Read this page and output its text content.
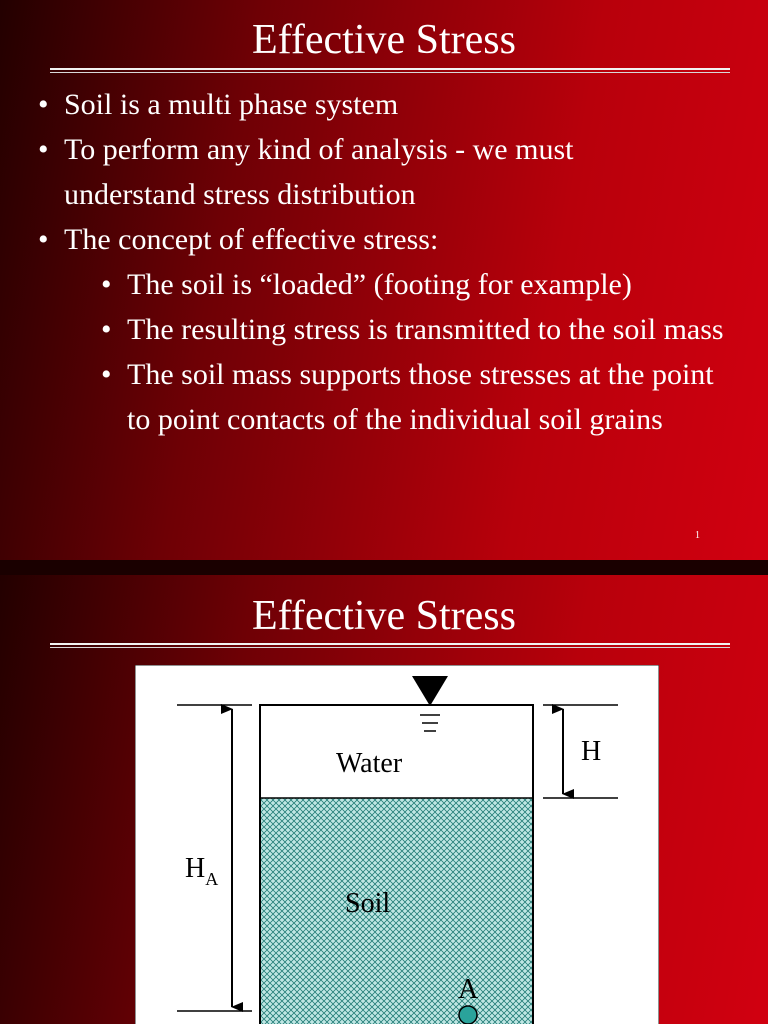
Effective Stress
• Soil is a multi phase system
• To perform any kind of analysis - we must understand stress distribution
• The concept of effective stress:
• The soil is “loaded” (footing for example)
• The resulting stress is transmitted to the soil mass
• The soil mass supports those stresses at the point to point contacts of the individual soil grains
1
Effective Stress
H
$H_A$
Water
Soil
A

EXERCISE PROMPT:
Print the complete listing exactly, apart from any pictures.

ANSWER TO THIS PROBLEM:
Read this page and output its text content.
Effective Stress
• Soil is a multi phase system
• To perform any kind of analysis - we must understand stress distribution
• The concept of effective stress:
• The soil is “loaded” (footing for example)
• The resulting stress is transmitted to the soil mass
• The soil mass supports those stresses at the point to point contacts of the individual soil grains
1
Effective Stress
H
$H_A$
Water
Soil
A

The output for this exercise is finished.